[BEGIN SUPPLIED RECORDS]

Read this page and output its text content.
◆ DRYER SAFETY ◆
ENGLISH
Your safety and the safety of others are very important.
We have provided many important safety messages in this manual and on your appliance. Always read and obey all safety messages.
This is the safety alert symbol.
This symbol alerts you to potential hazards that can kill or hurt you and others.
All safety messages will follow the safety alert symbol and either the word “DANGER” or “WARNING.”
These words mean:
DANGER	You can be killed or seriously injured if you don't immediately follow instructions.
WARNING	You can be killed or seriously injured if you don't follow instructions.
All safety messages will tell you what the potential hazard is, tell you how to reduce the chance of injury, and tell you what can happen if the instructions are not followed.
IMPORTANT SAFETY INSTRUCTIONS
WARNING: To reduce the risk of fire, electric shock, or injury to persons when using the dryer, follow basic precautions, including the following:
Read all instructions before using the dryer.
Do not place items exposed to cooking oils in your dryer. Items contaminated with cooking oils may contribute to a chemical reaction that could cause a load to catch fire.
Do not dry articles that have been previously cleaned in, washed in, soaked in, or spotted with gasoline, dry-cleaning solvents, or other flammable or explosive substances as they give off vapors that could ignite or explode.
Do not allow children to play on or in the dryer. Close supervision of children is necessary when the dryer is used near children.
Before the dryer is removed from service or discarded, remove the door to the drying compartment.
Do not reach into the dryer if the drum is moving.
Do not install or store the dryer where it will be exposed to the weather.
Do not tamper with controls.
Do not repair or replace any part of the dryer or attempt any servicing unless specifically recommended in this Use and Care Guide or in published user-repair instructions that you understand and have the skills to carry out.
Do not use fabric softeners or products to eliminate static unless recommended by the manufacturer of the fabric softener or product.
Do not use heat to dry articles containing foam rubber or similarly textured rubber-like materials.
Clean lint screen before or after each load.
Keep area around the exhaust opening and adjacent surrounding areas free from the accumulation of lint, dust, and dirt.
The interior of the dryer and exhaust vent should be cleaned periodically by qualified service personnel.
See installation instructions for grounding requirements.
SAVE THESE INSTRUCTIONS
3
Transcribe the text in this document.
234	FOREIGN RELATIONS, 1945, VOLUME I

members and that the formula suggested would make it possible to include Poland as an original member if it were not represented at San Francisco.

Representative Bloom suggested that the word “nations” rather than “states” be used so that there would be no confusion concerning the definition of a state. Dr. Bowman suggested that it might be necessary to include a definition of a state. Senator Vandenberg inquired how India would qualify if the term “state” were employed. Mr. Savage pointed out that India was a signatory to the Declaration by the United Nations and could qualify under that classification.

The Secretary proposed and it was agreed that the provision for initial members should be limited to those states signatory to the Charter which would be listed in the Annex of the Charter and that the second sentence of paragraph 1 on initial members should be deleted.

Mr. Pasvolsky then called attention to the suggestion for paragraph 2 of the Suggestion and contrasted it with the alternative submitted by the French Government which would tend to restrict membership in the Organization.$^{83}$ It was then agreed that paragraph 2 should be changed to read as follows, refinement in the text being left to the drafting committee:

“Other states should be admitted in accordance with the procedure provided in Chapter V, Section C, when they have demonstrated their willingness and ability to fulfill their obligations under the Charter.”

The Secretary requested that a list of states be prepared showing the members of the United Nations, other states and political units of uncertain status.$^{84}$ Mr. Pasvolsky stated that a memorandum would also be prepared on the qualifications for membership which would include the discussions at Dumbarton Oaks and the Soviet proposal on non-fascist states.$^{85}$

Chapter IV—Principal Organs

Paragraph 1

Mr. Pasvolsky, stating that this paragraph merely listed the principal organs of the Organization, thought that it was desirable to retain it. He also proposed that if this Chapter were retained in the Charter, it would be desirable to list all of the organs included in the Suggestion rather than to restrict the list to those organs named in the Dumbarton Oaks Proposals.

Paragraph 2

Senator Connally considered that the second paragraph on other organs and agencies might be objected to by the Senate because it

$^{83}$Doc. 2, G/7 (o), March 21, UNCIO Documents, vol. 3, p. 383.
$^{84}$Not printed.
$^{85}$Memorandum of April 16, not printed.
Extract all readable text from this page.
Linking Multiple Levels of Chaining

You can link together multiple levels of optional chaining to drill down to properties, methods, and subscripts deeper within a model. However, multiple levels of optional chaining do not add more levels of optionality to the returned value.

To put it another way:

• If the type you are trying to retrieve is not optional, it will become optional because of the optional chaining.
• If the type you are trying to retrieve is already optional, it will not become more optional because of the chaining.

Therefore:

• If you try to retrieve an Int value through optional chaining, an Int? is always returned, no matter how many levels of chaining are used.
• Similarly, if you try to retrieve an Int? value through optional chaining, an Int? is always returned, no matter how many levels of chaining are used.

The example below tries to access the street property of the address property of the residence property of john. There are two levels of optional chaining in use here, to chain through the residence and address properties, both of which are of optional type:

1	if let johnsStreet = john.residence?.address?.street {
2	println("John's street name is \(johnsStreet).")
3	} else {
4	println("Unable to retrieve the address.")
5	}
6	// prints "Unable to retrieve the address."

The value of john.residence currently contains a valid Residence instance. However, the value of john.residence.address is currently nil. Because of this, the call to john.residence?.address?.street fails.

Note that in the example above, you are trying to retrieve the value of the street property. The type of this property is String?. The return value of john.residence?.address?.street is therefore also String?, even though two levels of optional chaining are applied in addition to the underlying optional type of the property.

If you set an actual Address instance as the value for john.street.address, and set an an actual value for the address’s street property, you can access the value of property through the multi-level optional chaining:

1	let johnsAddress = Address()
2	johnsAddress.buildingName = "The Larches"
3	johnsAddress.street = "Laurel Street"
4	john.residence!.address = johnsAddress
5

[END SUPPLIED RECORDS]

- WRITTEN PROBLEM
Please repeat the listing above in full and exactly.

- CORRECT RESULT
Read this page and output its text content.
◆ DRYER SAFETY ◆
ENGLISH
Your safety and the safety of others are very important.
We have provided many important safety messages in this manual and on your appliance. Always read and obey all safety messages.
This is the safety alert symbol.
This symbol alerts you to potential hazards that can kill or hurt you and others.
All safety messages will follow the safety alert symbol and either the word “DANGER” or “WARNING.”
These words mean:
DANGER	You can be killed or seriously injured if you don't immediately follow instructions.
WARNING	You can be killed or seriously injured if you don't follow instructions.
All safety messages will tell you what the potential hazard is, tell you how to reduce the chance of injury, and tell you what can happen if the instructions are not followed.
IMPORTANT SAFETY INSTRUCTIONS
WARNING: To reduce the risk of fire, electric shock, or injury to persons when using the dryer, follow basic precautions, including the following:
Read all instructions before using the dryer.
Do not place items exposed to cooking oils in your dryer. Items contaminated with cooking oils may contribute to a chemical reaction that could cause a load to catch fire.
Do not dry articles that have been previously cleaned in, washed in, soaked in, or spotted with gasoline, dry-cleaning solvents, or other flammable or explosive substances as they give off vapors that could ignite or explode.
Do not allow children to play on or in the dryer. Close supervision of children is necessary when the dryer is used near children.
Before the dryer is removed from service or discarded, remove the door to the drying compartment.
Do not reach into the dryer if the drum is moving.
Do not install or store the dryer where it will be exposed to the weather.
Do not tamper with controls.
Do not repair or replace any part of the dryer or attempt any servicing unless specifically recommended in this Use and Care Guide or in published user-repair instructions that you understand and have the skills to carry out.
Do not use fabric softeners or products to eliminate static unless recommended by the manufacturer of the fabric softener or product.
Do not use heat to dry articles containing foam rubber or similarly textured rubber-like materials.
Clean lint screen before or after each load.
Keep area around the exhaust opening and adjacent surrounding areas free from the accumulation of lint, dust, and dirt.
The interior of the dryer and exhaust vent should be cleaned periodically by qualified service personnel.
See installation instructions for grounding requirements.
SAVE THESE INSTRUCTIONS
3
Transcribe the text in this document.
234	FOREIGN RELATIONS, 1945, VOLUME I

members and that the formula suggested would make it possible to include Poland as an original member if it were not represented at San Francisco.

Representative Bloom suggested that the word “nations” rather than “states” be used so that there would be no confusion concerning the definition of a state. Dr. Bowman suggested that it might be necessary to include a definition of a state. Senator Vandenberg inquired how India would qualify if the term “state” were employed. Mr. Savage pointed out that India was a signatory to the Declaration by the United Nations and could qualify under that classification.

The Secretary proposed and it was agreed that the provision for initial members should be limited to those states signatory to the Charter which would be listed in the Annex of the Charter and that the second sentence of paragraph 1 on initial members should be deleted.

Mr. Pasvolsky then called attention to the suggestion for paragraph 2 of the Suggestion and contrasted it with the alternative submitted by the French Government which would tend to restrict membership in the Organization.$^{83}$ It was then agreed that paragraph 2 should be changed to read as follows, refinement in the text being left to the drafting committee:

“Other states should be admitted in accordance with the procedure provided in Chapter V, Section C, when they have demonstrated their willingness and ability to fulfill their obligations under the Charter.”

The Secretary requested that a list of states be prepared showing the members of the United Nations, other states and political units of uncertain status.$^{84}$ Mr. Pasvolsky stated that a memorandum would also be prepared on the qualifications for membership which would include the discussions at Dumbarton Oaks and the Soviet proposal on non-fascist states.$^{85}$

Chapter IV—Principal Organs

Paragraph 1

Mr. Pasvolsky, stating that this paragraph merely listed the principal organs of the Organization, thought that it was desirable to retain it. He also proposed that if this Chapter were retained in the Charter, it would be desirable to list all of the organs included in the Suggestion rather than to restrict the list to those organs named in the Dumbarton Oaks Proposals.

Paragraph 2

Senator Connally considered that the second paragraph on other organs and agencies might be objected to by the Senate because it

$^{83}$Doc. 2, G/7 (o), March 21, UNCIO Documents, vol. 3, p. 383.
$^{84}$Not printed.
$^{85}$Memorandum of April 16, not printed.
Extract all readable text from this page.
Linking Multiple Levels of Chaining

You can link together multiple levels of optional chaining to drill down to properties, methods, and subscripts deeper within a model. However, multiple levels of optional chaining do not add more levels of optionality to the returned value.

To put it another way:

• If the type you are trying to retrieve is not optional, it will become optional because of the optional chaining.
• If the type you are trying to retrieve is already optional, it will not become more optional because of the chaining.

Therefore:

• If you try to retrieve an Int value through optional chaining, an Int? is always returned, no matter how many levels of chaining are used.
• Similarly, if you try to retrieve an Int? value through optional chaining, an Int? is always returned, no matter how many levels of chaining are used.

The example below tries to access the street property of the address property of the residence property of john. There are two levels of optional chaining in use here, to chain through the residence and address properties, both of which are of optional type:

1	if let johnsStreet = john.residence?.address?.street {
2	println("John's street name is \(johnsStreet).")
3	} else {
4	println("Unable to retrieve the address.")
5	}
6	// prints "Unable to retrieve the address."

The value of john.residence currently contains a valid Residence instance. However, the value of john.residence.address is currently nil. Because of this, the call to john.residence?.address?.street fails.

Note that in the example above, you are trying to retrieve the value of the street property. The type of this property is String?. The return value of john.residence?.address?.street is therefore also String?, even though two levels of optional chaining are applied in addition to the underlying optional type of the property.

If you set an actual Address instance as the value for john.street.address, and set an an actual value for the address’s street property, you can access the value of property through the multi-level optional chaining:

1	let johnsAddress = Address()
2	johnsAddress.buildingName = "The Larches"
3	johnsAddress.street = "Laurel Street"
4	john.residence!.address = johnsAddress
5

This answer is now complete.